[A run of records]

::::::

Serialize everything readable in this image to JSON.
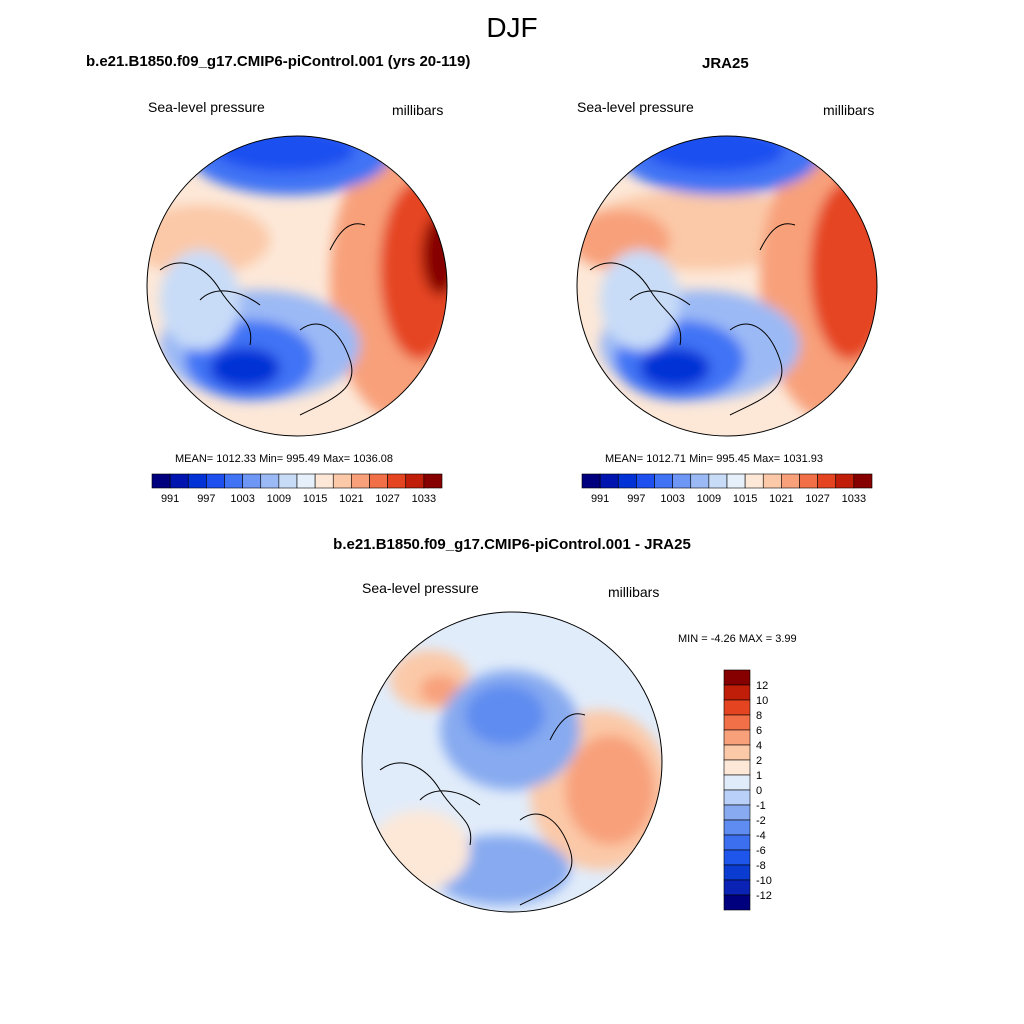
{
  "figure": {
    "title": "DJF"
  },
  "panels": [
    {
      "id": "model",
      "title": "b.e21.B1850.f09_g17.CMIP6-piControl.001 (yrs 20-119)",
      "variable": "Sea-level pressure",
      "units": "millibars",
      "stats_text": "MEAN= 1012.33  Min= 995.49  Max= 1036.08",
      "colorbar_labels": [
        "991",
        "997",
        "1003",
        "1009",
        "1015",
        "1021",
        "1027",
        "1033"
      ]
    },
    {
      "id": "obs",
      "title": "JRA25",
      "variable": "Sea-level pressure",
      "units": "millibars",
      "stats_text": "MEAN= 1012.71  Min= 995.45  Max= 1031.93",
      "colorbar_labels": [
        "991",
        "997",
        "1003",
        "1009",
        "1015",
        "1021",
        "1027",
        "1033"
      ]
    },
    {
      "id": "diff",
      "title": "b.e21.B1850.f09_g17.CMIP6-piControl.001 - JRA25",
      "variable": "Sea-level pressure",
      "units": "millibars",
      "stats_text": "MIN =  -4.26 MAX =   3.99",
      "colorbar_labels": [
        "12",
        "10",
        "8",
        "6",
        "4",
        "2",
        "1",
        "0",
        "-1",
        "-2",
        "-4",
        "-6",
        "-8",
        "-10",
        "-12"
      ]
    }
  ],
  "chart_data": [
    {
      "type": "heatmap",
      "title": "b.e21.B1850.f09_g17.CMIP6-piControl.001 (yrs 20-119)",
      "variable": "Sea-level pressure",
      "units": "millibars",
      "projection": "north polar stereographic",
      "mean": 1012.33,
      "min": 995.49,
      "max": 1036.08,
      "contour_levels": [
        991,
        994,
        997,
        1000,
        1003,
        1006,
        1009,
        1012,
        1015,
        1018,
        1021,
        1024,
        1027,
        1030,
        1033
      ],
      "colors": [
        "#00007f",
        "#0015b0",
        "#0032d6",
        "#1e50f0",
        "#4173f5",
        "#6e96f5",
        "#9bb9f5",
        "#c8dcf8",
        "#e6f0fa",
        "#fde8d8",
        "#fbc9a8",
        "#f8a07a",
        "#f27048",
        "#e54420",
        "#c01e08",
        "#870000"
      ]
    },
    {
      "type": "heatmap",
      "title": "JRA25",
      "variable": "Sea-level pressure",
      "units": "millibars",
      "projection": "north polar stereographic",
      "mean": 1012.71,
      "min": 995.45,
      "max": 1031.93,
      "contour_levels": [
        991,
        994,
        997,
        1000,
        1003,
        1006,
        1009,
        1012,
        1015,
        1018,
        1021,
        1024,
        1027,
        1030,
        1033
      ],
      "colors": [
        "#00007f",
        "#0015b0",
        "#0032d6",
        "#1e50f0",
        "#4173f5",
        "#6e96f5",
        "#9bb9f5",
        "#c8dcf8",
        "#e6f0fa",
        "#fde8d8",
        "#fbc9a8",
        "#f8a07a",
        "#f27048",
        "#e54420",
        "#c01e08",
        "#870000"
      ]
    },
    {
      "type": "heatmap",
      "title": "b.e21.B1850.f09_g17.CMIP6-piControl.001 - JRA25",
      "variable": "Sea-level pressure",
      "units": "millibars",
      "projection": "north polar stereographic",
      "min": -4.26,
      "max": 3.99,
      "contour_levels": [
        -12,
        -10,
        -8,
        -6,
        -4,
        -2,
        -1,
        0,
        1,
        2,
        4,
        6,
        8,
        10,
        12
      ],
      "colors": [
        "#00007f",
        "#0a23b4",
        "#0a3cd2",
        "#1e55eb",
        "#3c6ef0",
        "#5f8cf0",
        "#87aaf0",
        "#b9d0f8",
        "#e1ecfa",
        "#fde8d8",
        "#fbc9a8",
        "#f8a07a",
        "#f27048",
        "#e54420",
        "#c01e08",
        "#870000"
      ]
    }
  ]
}
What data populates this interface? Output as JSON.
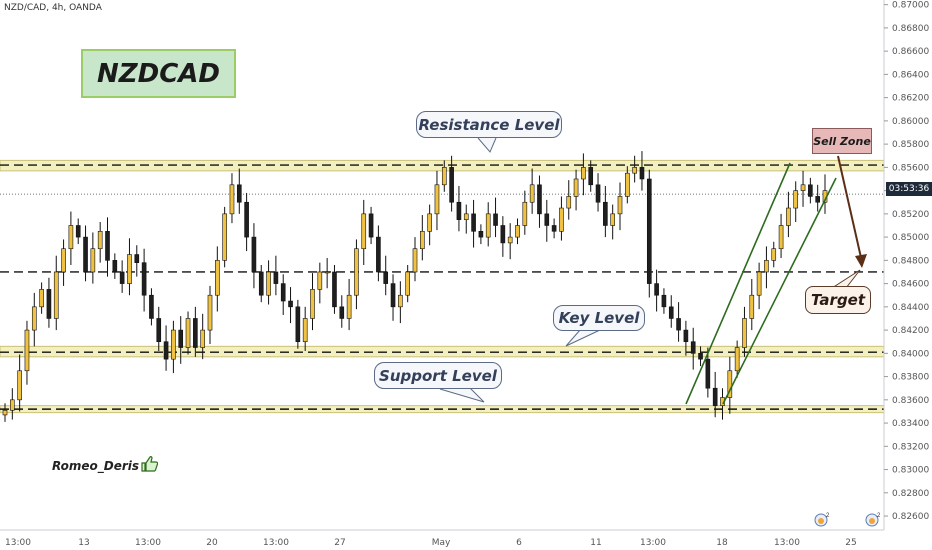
{
  "header": {
    "symbol": "NZD/CAD, 4h, OANDA"
  },
  "title": "NZDCAD",
  "callouts": {
    "resistance": "Resistance Level",
    "key": "Key Level",
    "support": "Support Level",
    "sell_zone": "Sell Zone",
    "target": "Target"
  },
  "signature": "Romeo_Deris",
  "current_price_label": "03:53:36",
  "event_badges": [
    "2",
    "2"
  ],
  "colors": {
    "zone_fill": "#f3efbf",
    "zone_border": "#c9c27a",
    "bull_candle": "#f0c244",
    "bear_candle": "#1f1f1f",
    "channel": "#2e6b1f",
    "arrow": "#5b2e15",
    "title_bg": "#c8e6c9"
  },
  "chart_data": {
    "type": "candlestick",
    "timeframe": "4h",
    "y_axis": {
      "ticks": [
        "0.87000",
        "0.86800",
        "0.86600",
        "0.86400",
        "0.86200",
        "0.86000",
        "0.85800",
        "0.85600",
        "0.85400",
        "0.85200",
        "0.85000",
        "0.84800",
        "0.84600",
        "0.84400",
        "0.84200",
        "0.84000",
        "0.83800",
        "0.83600",
        "0.83400",
        "0.83200",
        "0.83000",
        "0.82800",
        "0.82600"
      ],
      "range": [
        0.8248,
        0.8704
      ]
    },
    "x_axis": {
      "ticks": [
        "13:00",
        "13",
        "13:00",
        "20",
        "13:00",
        "27",
        "May",
        "6",
        "11",
        "13:00",
        "18",
        "13:00",
        "25"
      ]
    },
    "zones": [
      {
        "name": "Resistance Level",
        "low": 0.8557,
        "high": 0.8566
      },
      {
        "name": "Key Level",
        "low": 0.8397,
        "high": 0.8406
      },
      {
        "name": "Support Level",
        "low": 0.8349,
        "high": 0.8355
      }
    ],
    "dashed_levels": [
      0.8562,
      0.8401,
      0.847,
      0.8352
    ],
    "current_price": 0.8537,
    "close_series": [
      0.8351,
      0.836,
      0.8385,
      0.842,
      0.844,
      0.8455,
      0.843,
      0.847,
      0.849,
      0.851,
      0.85,
      0.847,
      0.849,
      0.8505,
      0.848,
      0.847,
      0.846,
      0.8485,
      0.8478,
      0.845,
      0.843,
      0.841,
      0.8395,
      0.842,
      0.8405,
      0.843,
      0.8405,
      0.842,
      0.845,
      0.848,
      0.852,
      0.8545,
      0.853,
      0.85,
      0.847,
      0.845,
      0.847,
      0.846,
      0.8445,
      0.844,
      0.841,
      0.843,
      0.8455,
      0.847,
      0.847,
      0.844,
      0.843,
      0.845,
      0.849,
      0.852,
      0.85,
      0.847,
      0.846,
      0.844,
      0.845,
      0.847,
      0.849,
      0.8505,
      0.852,
      0.8545,
      0.856,
      0.853,
      0.8515,
      0.852,
      0.8505,
      0.85,
      0.852,
      0.851,
      0.8495,
      0.85,
      0.851,
      0.853,
      0.8545,
      0.852,
      0.851,
      0.8505,
      0.8525,
      0.8535,
      0.855,
      0.856,
      0.8545,
      0.853,
      0.851,
      0.852,
      0.8535,
      0.8555,
      0.856,
      0.855,
      0.846,
      0.845,
      0.844,
      0.843,
      0.842,
      0.841,
      0.84,
      0.8395,
      0.837,
      0.8355,
      0.8362,
      0.8385,
      0.8405,
      0.843,
      0.845,
      0.847,
      0.848,
      0.849,
      0.851,
      0.8525,
      0.854,
      0.8545,
      0.8535,
      0.853,
      0.854
    ]
  }
}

::::::

TASK DIRECTIONS:
Repeat the data in full and exactly. Omit pictures.

FULL SOLUTION:
Serialize everything readable in this image to JSON.
{
  "figure": {
    "title": "DJF"
  },
  "panels": [
    {
      "id": "model",
      "title": "b.e21.B1850.f09_g17.CMIP6-piControl.001 (yrs 20-119)",
      "variable": "Sea-level pressure",
      "units": "millibars",
      "stats_text": "MEAN= 1012.33  Min= 995.49  Max= 1036.08",
      "colorbar_labels": [
        "991",
        "997",
        "1003",
        "1009",
        "1015",
        "1021",
        "1027",
        "1033"
      ]
    },
    {
      "id": "obs",
      "title": "JRA25",
      "variable": "Sea-level pressure",
      "units": "millibars",
      "stats_text": "MEAN= 1012.71  Min= 995.45  Max= 1031.93",
      "colorbar_labels": [
        "991",
        "997",
        "1003",
        "1009",
        "1015",
        "1021",
        "1027",
        "1033"
      ]
    },
    {
      "id": "diff",
      "title": "b.e21.B1850.f09_g17.CMIP6-piControl.001 - JRA25",
      "variable": "Sea-level pressure",
      "units": "millibars",
      "stats_text": "MIN =  -4.26 MAX =   3.99",
      "colorbar_labels": [
        "12",
        "10",
        "8",
        "6",
        "4",
        "2",
        "1",
        "0",
        "-1",
        "-2",
        "-4",
        "-6",
        "-8",
        "-10",
        "-12"
      ]
    }
  ],
  "chart_data": [
    {
      "type": "heatmap",
      "title": "b.e21.B1850.f09_g17.CMIP6-piControl.001 (yrs 20-119)",
      "variable": "Sea-level pressure",
      "units": "millibars",
      "projection": "north polar stereographic",
      "mean": 1012.33,
      "min": 995.49,
      "max": 1036.08,
      "contour_levels": [
        991,
        994,
        997,
        1000,
        1003,
        1006,
        1009,
        1012,
        1015,
        1018,
        1021,
        1024,
        1027,
        1030,
        1033
      ],
      "colors": [
        "#00007f",
        "#0015b0",
        "#0032d6",
        "#1e50f0",
        "#4173f5",
        "#6e96f5",
        "#9bb9f5",
        "#c8dcf8",
        "#e6f0fa",
        "#fde8d8",
        "#fbc9a8",
        "#f8a07a",
        "#f27048",
        "#e54420",
        "#c01e08",
        "#870000"
      ]
    },
    {
      "type": "heatmap",
      "title": "JRA25",
      "variable": "Sea-level pressure",
      "units": "millibars",
      "projection": "north polar stereographic",
      "mean": 1012.71,
      "min": 995.45,
      "max": 1031.93,
      "contour_levels": [
        991,
        994,
        997,
        1000,
        1003,
        1006,
        1009,
        1012,
        1015,
        1018,
        1021,
        1024,
        1027,
        1030,
        1033
      ],
      "colors": [
        "#00007f",
        "#0015b0",
        "#0032d6",
        "#1e50f0",
        "#4173f5",
        "#6e96f5",
        "#9bb9f5",
        "#c8dcf8",
        "#e6f0fa",
        "#fde8d8",
        "#fbc9a8",
        "#f8a07a",
        "#f27048",
        "#e54420",
        "#c01e08",
        "#870000"
      ]
    },
    {
      "type": "heatmap",
      "title": "b.e21.B1850.f09_g17.CMIP6-piControl.001 - JRA25",
      "variable": "Sea-level pressure",
      "units": "millibars",
      "projection": "north polar stereographic",
      "min": -4.26,
      "max": 3.99,
      "contour_levels": [
        -12,
        -10,
        -8,
        -6,
        -4,
        -2,
        -1,
        0,
        1,
        2,
        4,
        6,
        8,
        10,
        12
      ],
      "colors": [
        "#00007f",
        "#0a23b4",
        "#0a3cd2",
        "#1e55eb",
        "#3c6ef0",
        "#5f8cf0",
        "#87aaf0",
        "#b9d0f8",
        "#e1ecfa",
        "#fde8d8",
        "#fbc9a8",
        "#f8a07a",
        "#f27048",
        "#e54420",
        "#c01e08",
        "#870000"
      ]
    }
  ]
}
What data populates this interface? Output as JSON.
{
  "header": {
    "symbol": "NZD/CAD, 4h, OANDA"
  },
  "title": "NZDCAD",
  "callouts": {
    "resistance": "Resistance Level",
    "key": "Key Level",
    "support": "Support Level",
    "sell_zone": "Sell Zone",
    "target": "Target"
  },
  "signature": "Romeo_Deris",
  "current_price_label": "03:53:36",
  "event_badges": [
    "2",
    "2"
  ],
  "colors": {
    "zone_fill": "#f3efbf",
    "zone_border": "#c9c27a",
    "bull_candle": "#f0c244",
    "bear_candle": "#1f1f1f",
    "channel": "#2e6b1f",
    "arrow": "#5b2e15",
    "title_bg": "#c8e6c9"
  },
  "chart_data": {
    "type": "candlestick",
    "timeframe": "4h",
    "y_axis": {
      "ticks": [
        "0.87000",
        "0.86800",
        "0.86600",
        "0.86400",
        "0.86200",
        "0.86000",
        "0.85800",
        "0.85600",
        "0.85400",
        "0.85200",
        "0.85000",
        "0.84800",
        "0.84600",
        "0.84400",
        "0.84200",
        "0.84000",
        "0.83800",
        "0.83600",
        "0.83400",
        "0.83200",
        "0.83000",
        "0.82800",
        "0.82600"
      ],
      "range": [
        0.8248,
        0.8704
      ]
    },
    "x_axis": {
      "ticks": [
        "13:00",
        "13",
        "13:00",
        "20",
        "13:00",
        "27",
        "May",
        "6",
        "11",
        "13:00",
        "18",
        "13:00",
        "25"
      ]
    },
    "zones": [
      {
        "name": "Resistance Level",
        "low": 0.8557,
        "high": 0.8566
      },
      {
        "name": "Key Level",
        "low": 0.8397,
        "high": 0.8406
      },
      {
        "name": "Support Level",
        "low": 0.8349,
        "high": 0.8355
      }
    ],
    "dashed_levels": [
      0.8562,
      0.8401,
      0.847,
      0.8352
    ],
    "current_price": 0.8537,
    "close_series": [
      0.8351,
      0.836,
      0.8385,
      0.842,
      0.844,
      0.8455,
      0.843,
      0.847,
      0.849,
      0.851,
      0.85,
      0.847,
      0.849,
      0.8505,
      0.848,
      0.847,
      0.846,
      0.8485,
      0.8478,
      0.845,
      0.843,
      0.841,
      0.8395,
      0.842,
      0.8405,
      0.843,
      0.8405,
      0.842,
      0.845,
      0.848,
      0.852,
      0.8545,
      0.853,
      0.85,
      0.847,
      0.845,
      0.847,
      0.846,
      0.8445,
      0.844,
      0.841,
      0.843,
      0.8455,
      0.847,
      0.847,
      0.844,
      0.843,
      0.845,
      0.849,
      0.852,
      0.85,
      0.847,
      0.846,
      0.844,
      0.845,
      0.847,
      0.849,
      0.8505,
      0.852,
      0.8545,
      0.856,
      0.853,
      0.8515,
      0.852,
      0.8505,
      0.85,
      0.852,
      0.851,
      0.8495,
      0.85,
      0.851,
      0.853,
      0.8545,
      0.852,
      0.851,
      0.8505,
      0.8525,
      0.8535,
      0.855,
      0.856,
      0.8545,
      0.853,
      0.851,
      0.852,
      0.8535,
      0.8555,
      0.856,
      0.855,
      0.846,
      0.845,
      0.844,
      0.843,
      0.842,
      0.841,
      0.84,
      0.8395,
      0.837,
      0.8355,
      0.8362,
      0.8385,
      0.8405,
      0.843,
      0.845,
      0.847,
      0.848,
      0.849,
      0.851,
      0.8525,
      0.854,
      0.8545,
      0.8535,
      0.853,
      0.854
    ]
  }
}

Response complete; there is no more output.